EXERCISE GOAL:
Your answer should be the data below, reproduced with nothing changed.
==== DATA FOR REVIEW ====
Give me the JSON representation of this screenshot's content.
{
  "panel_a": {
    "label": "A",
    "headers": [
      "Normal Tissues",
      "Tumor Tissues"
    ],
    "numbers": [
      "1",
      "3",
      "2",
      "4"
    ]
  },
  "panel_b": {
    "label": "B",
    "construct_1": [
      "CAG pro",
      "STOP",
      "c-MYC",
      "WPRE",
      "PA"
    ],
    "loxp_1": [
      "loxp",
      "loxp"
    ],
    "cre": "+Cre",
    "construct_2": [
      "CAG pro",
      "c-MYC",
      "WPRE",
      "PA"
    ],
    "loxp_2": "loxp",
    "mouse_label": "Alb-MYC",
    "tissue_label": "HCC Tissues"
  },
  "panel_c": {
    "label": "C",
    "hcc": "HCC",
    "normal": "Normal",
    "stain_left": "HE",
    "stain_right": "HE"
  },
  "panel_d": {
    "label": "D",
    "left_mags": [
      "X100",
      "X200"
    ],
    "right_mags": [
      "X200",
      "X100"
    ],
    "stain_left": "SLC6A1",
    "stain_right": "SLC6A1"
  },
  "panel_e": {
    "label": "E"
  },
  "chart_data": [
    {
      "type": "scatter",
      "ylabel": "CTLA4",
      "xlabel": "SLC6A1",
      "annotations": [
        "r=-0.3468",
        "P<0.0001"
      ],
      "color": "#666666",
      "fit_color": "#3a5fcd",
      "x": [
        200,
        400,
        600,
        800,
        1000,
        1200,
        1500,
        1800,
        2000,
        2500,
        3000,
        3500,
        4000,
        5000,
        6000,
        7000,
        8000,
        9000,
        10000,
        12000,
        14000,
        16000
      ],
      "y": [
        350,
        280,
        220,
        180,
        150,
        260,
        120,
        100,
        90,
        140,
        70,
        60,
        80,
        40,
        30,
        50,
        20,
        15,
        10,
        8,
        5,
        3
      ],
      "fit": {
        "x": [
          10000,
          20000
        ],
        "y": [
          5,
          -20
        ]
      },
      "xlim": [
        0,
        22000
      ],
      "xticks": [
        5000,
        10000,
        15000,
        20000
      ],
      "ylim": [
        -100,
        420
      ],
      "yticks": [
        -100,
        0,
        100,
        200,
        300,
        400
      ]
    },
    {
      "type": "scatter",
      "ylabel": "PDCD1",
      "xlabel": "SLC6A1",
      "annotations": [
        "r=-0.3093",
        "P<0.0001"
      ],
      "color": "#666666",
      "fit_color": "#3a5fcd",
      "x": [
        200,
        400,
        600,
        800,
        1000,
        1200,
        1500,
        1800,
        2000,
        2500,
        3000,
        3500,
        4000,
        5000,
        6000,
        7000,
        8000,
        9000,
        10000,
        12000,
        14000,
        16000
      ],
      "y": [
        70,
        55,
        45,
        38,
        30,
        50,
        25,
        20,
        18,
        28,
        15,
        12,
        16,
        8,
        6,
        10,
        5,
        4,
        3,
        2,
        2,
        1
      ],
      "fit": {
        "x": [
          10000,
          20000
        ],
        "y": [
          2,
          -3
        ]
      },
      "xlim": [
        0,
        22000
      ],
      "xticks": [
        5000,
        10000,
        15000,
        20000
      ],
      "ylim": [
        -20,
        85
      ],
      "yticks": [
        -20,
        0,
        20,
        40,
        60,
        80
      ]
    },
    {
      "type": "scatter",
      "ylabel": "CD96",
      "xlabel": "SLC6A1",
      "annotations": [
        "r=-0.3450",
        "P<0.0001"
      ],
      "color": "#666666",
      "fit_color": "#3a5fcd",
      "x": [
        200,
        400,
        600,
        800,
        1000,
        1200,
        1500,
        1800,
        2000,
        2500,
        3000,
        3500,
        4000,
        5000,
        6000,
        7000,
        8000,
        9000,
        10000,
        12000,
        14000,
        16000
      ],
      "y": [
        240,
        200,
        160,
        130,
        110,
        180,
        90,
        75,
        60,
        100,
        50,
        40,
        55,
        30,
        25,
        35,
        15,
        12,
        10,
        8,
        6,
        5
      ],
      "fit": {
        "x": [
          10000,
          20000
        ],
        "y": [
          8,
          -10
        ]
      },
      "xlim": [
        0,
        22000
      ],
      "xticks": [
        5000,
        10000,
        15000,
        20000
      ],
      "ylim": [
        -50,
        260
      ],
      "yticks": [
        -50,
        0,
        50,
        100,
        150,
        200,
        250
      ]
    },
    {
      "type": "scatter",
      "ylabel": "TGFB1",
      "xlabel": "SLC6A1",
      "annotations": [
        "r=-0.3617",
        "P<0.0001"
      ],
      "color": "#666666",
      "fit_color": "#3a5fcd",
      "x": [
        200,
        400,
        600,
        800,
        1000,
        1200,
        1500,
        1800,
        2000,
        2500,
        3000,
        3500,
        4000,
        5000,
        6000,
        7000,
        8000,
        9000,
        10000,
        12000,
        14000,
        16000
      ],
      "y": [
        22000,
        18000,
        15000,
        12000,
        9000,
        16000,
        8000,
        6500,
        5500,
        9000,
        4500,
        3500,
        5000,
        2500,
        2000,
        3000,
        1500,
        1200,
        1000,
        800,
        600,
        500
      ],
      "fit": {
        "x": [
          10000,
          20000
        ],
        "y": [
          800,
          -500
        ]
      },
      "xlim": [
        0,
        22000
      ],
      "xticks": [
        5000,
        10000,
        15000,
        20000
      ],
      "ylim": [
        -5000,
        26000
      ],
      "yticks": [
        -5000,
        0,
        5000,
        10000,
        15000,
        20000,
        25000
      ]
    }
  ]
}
====
YOUR SOLUTION:
Give me the JSON representation of this screenshot's content.
{
  "panel_a": {
    "label": "A",
    "headers": [
      "Normal Tissues",
      "Tumor Tissues"
    ],
    "numbers": [
      "1",
      "3",
      "2",
      "4"
    ]
  },
  "panel_b": {
    "label": "B",
    "construct_1": [
      "CAG pro",
      "STOP",
      "c-MYC",
      "WPRE",
      "PA"
    ],
    "loxp_1": [
      "loxp",
      "loxp"
    ],
    "cre": "+Cre",
    "construct_2": [
      "CAG pro",
      "c-MYC",
      "WPRE",
      "PA"
    ],
    "loxp_2": "loxp",
    "mouse_label": "Alb-MYC",
    "tissue_label": "HCC Tissues"
  },
  "panel_c": {
    "label": "C",
    "hcc": "HCC",
    "normal": "Normal",
    "stain_left": "HE",
    "stain_right": "HE"
  },
  "panel_d": {
    "label": "D",
    "left_mags": [
      "X100",
      "X200"
    ],
    "right_mags": [
      "X200",
      "X100"
    ],
    "stain_left": "SLC6A1",
    "stain_right": "SLC6A1"
  },
  "panel_e": {
    "label": "E"
  },
  "chart_data": [
    {
      "type": "scatter",
      "ylabel": "CTLA4",
      "xlabel": "SLC6A1",
      "annotations": [
        "r=-0.3468",
        "P<0.0001"
      ],
      "color": "#666666",
      "fit_color": "#3a5fcd",
      "x": [
        200,
        400,
        600,
        800,
        1000,
        1200,
        1500,
        1800,
        2000,
        2500,
        3000,
        3500,
        4000,
        5000,
        6000,
        7000,
        8000,
        9000,
        10000,
        12000,
        14000,
        16000
      ],
      "y": [
        350,
        280,
        220,
        180,
        150,
        260,
        120,
        100,
        90,
        140,
        70,
        60,
        80,
        40,
        30,
        50,
        20,
        15,
        10,
        8,
        5,
        3
      ],
      "fit": {
        "x": [
          10000,
          20000
        ],
        "y": [
          5,
          -20
        ]
      },
      "xlim": [
        0,
        22000
      ],
      "xticks": [
        5000,
        10000,
        15000,
        20000
      ],
      "ylim": [
        -100,
        420
      ],
      "yticks": [
        -100,
        0,
        100,
        200,
        300,
        400
      ]
    },
    {
      "type": "scatter",
      "ylabel": "PDCD1",
      "xlabel": "SLC6A1",
      "annotations": [
        "r=-0.3093",
        "P<0.0001"
      ],
      "color": "#666666",
      "fit_color": "#3a5fcd",
      "x": [
        200,
        400,
        600,
        800,
        1000,
        1200,
        1500,
        1800,
        2000,
        2500,
        3000,
        3500,
        4000,
        5000,
        6000,
        7000,
        8000,
        9000,
        10000,
        12000,
        14000,
        16000
      ],
      "y": [
        70,
        55,
        45,
        38,
        30,
        50,
        25,
        20,
        18,
        28,
        15,
        12,
        16,
        8,
        6,
        10,
        5,
        4,
        3,
        2,
        2,
        1
      ],
      "fit": {
        "x": [
          10000,
          20000
        ],
        "y": [
          2,
          -3
        ]
      },
      "xlim": [
        0,
        22000
      ],
      "xticks": [
        5000,
        10000,
        15000,
        20000
      ],
      "ylim": [
        -20,
        85
      ],
      "yticks": [
        -20,
        0,
        20,
        40,
        60,
        80
      ]
    },
    {
      "type": "scatter",
      "ylabel": "CD96",
      "xlabel": "SLC6A1",
      "annotations": [
        "r=-0.3450",
        "P<0.0001"
      ],
      "color": "#666666",
      "fit_color": "#3a5fcd",
      "x": [
        200,
        400,
        600,
        800,
        1000,
        1200,
        1500,
        1800,
        2000,
        2500,
        3000,
        3500,
        4000,
        5000,
        6000,
        7000,
        8000,
        9000,
        10000,
        12000,
        14000,
        16000
      ],
      "y": [
        240,
        200,
        160,
        130,
        110,
        180,
        90,
        75,
        60,
        100,
        50,
        40,
        55,
        30,
        25,
        35,
        15,
        12,
        10,
        8,
        6,
        5
      ],
      "fit": {
        "x": [
          10000,
          20000
        ],
        "y": [
          8,
          -10
        ]
      },
      "xlim": [
        0,
        22000
      ],
      "xticks": [
        5000,
        10000,
        15000,
        20000
      ],
      "ylim": [
        -50,
        260
      ],
      "yticks": [
        -50,
        0,
        50,
        100,
        150,
        200,
        250
      ]
    },
    {
      "type": "scatter",
      "ylabel": "TGFB1",
      "xlabel": "SLC6A1",
      "annotations": [
        "r=-0.3617",
        "P<0.0001"
      ],
      "color": "#666666",
      "fit_color": "#3a5fcd",
      "x": [
        200,
        400,
        600,
        800,
        1000,
        1200,
        1500,
        1800,
        2000,
        2500,
        3000,
        3500,
        4000,
        5000,
        6000,
        7000,
        8000,
        9000,
        10000,
        12000,
        14000,
        16000
      ],
      "y": [
        22000,
        18000,
        15000,
        12000,
        9000,
        16000,
        8000,
        6500,
        5500,
        9000,
        4500,
        3500,
        5000,
        2500,
        2000,
        3000,
        1500,
        1200,
        1000,
        800,
        600,
        500
      ],
      "fit": {
        "x": [
          10000,
          20000
        ],
        "y": [
          800,
          -500
        ]
      },
      "xlim": [
        0,
        22000
      ],
      "xticks": [
        5000,
        10000,
        15000,
        20000
      ],
      "ylim": [
        -5000,
        26000
      ],
      "yticks": [
        -5000,
        0,
        5000,
        10000,
        15000,
        20000,
        25000
      ]
    }
  ]
}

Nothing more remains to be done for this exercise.